• Directive: Gather up the lines with the word "Performance" in them.

• Data supplied:
......

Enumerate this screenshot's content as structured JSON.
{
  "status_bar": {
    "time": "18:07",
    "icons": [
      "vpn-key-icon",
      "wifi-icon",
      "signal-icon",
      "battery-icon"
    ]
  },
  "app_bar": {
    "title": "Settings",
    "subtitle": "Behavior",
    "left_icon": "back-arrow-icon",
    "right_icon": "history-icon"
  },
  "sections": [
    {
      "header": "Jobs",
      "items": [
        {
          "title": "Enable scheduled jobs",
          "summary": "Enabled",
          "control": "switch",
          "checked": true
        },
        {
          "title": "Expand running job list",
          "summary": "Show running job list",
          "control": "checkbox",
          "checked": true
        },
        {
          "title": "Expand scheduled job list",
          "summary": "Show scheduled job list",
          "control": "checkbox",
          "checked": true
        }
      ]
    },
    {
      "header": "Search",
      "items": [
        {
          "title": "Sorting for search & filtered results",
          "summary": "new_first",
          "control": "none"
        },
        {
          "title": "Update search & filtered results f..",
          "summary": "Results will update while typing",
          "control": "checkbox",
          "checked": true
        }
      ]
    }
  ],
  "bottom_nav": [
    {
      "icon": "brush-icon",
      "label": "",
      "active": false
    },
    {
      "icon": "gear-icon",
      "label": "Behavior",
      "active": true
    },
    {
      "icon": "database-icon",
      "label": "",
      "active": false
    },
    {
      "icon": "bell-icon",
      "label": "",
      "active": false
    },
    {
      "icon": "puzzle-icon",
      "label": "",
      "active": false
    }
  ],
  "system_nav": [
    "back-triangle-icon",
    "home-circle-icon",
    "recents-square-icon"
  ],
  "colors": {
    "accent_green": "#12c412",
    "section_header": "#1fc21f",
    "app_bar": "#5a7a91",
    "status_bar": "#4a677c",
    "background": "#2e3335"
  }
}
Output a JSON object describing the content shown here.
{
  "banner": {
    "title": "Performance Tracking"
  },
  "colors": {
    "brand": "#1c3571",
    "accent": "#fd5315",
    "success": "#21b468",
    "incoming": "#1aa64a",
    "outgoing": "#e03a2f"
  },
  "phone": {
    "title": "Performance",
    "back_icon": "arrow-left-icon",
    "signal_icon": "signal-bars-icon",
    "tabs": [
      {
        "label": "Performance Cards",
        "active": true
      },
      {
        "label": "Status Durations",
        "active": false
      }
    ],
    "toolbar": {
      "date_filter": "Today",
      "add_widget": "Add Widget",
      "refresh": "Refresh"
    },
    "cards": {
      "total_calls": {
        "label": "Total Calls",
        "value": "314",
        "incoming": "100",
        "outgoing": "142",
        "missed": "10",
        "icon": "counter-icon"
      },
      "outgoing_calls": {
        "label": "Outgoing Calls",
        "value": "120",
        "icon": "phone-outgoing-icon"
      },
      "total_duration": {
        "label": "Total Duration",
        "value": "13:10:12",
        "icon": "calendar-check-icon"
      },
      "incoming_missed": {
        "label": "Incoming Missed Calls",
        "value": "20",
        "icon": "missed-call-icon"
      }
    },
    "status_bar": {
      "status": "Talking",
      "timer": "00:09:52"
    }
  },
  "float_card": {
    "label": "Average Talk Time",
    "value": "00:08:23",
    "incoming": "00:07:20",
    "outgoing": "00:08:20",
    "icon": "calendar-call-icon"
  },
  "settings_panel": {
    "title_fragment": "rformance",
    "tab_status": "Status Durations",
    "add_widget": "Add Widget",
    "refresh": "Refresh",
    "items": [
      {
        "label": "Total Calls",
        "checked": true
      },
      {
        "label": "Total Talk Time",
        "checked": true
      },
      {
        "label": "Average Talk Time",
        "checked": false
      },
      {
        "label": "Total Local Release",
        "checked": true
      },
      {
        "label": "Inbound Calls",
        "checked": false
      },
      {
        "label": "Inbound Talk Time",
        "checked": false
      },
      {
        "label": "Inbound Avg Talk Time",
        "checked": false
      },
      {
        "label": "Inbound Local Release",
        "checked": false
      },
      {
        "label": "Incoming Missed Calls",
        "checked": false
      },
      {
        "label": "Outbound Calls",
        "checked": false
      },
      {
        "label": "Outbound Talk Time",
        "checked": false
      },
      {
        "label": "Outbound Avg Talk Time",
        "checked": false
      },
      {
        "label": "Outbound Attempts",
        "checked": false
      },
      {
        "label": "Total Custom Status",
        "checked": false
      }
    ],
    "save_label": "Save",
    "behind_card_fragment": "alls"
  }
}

......

• Answer in full:
    "title": "Performance Tracking"
    "title": "Performance",
        "label": "Performance Cards",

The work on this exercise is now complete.